▸ **STATED GOAL**: The entries below should be transcribed in their entirety, exactly as written.

= = = =

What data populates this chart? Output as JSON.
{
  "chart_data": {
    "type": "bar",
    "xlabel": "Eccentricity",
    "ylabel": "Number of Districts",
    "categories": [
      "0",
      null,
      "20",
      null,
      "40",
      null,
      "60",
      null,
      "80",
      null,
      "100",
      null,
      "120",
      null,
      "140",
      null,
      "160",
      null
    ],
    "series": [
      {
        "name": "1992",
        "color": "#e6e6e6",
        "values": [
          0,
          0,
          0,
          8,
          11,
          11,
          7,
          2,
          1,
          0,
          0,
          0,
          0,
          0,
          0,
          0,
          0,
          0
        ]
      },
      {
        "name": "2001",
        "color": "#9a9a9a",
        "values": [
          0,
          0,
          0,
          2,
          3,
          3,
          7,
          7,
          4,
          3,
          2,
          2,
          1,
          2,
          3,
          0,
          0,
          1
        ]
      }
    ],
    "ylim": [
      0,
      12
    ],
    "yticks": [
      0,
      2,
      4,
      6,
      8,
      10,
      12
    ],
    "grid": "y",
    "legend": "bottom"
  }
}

= = = =

▸ **TASK RESPONSE**:
What data populates this chart? Output as JSON.
{
  "chart_data": {
    "type": "bar",
    "xlabel": "Eccentricity",
    "ylabel": "Number of Districts",
    "categories": [
      "0",
      null,
      "20",
      null,
      "40",
      null,
      "60",
      null,
      "80",
      null,
      "100",
      null,
      "120",
      null,
      "140",
      null,
      "160",
      null
    ],
    "series": [
      {
        "name": "1992",
        "color": "#e6e6e6",
        "values": [
          0,
          0,
          0,
          8,
          11,
          11,
          7,
          2,
          1,
          0,
          0,
          0,
          0,
          0,
          0,
          0,
          0,
          0
        ]
      },
      {
        "name": "2001",
        "color": "#9a9a9a",
        "values": [
          0,
          0,
          0,
          2,
          3,
          3,
          7,
          7,
          4,
          3,
          2,
          2,
          1,
          2,
          3,
          0,
          0,
          1
        ]
      }
    ],
    "ylim": [
      0,
      12
    ],
    "yticks": [
      0,
      2,
      4,
      6,
      8,
      10,
      12
    ],
    "grid": "y",
    "legend": "bottom"
  }
}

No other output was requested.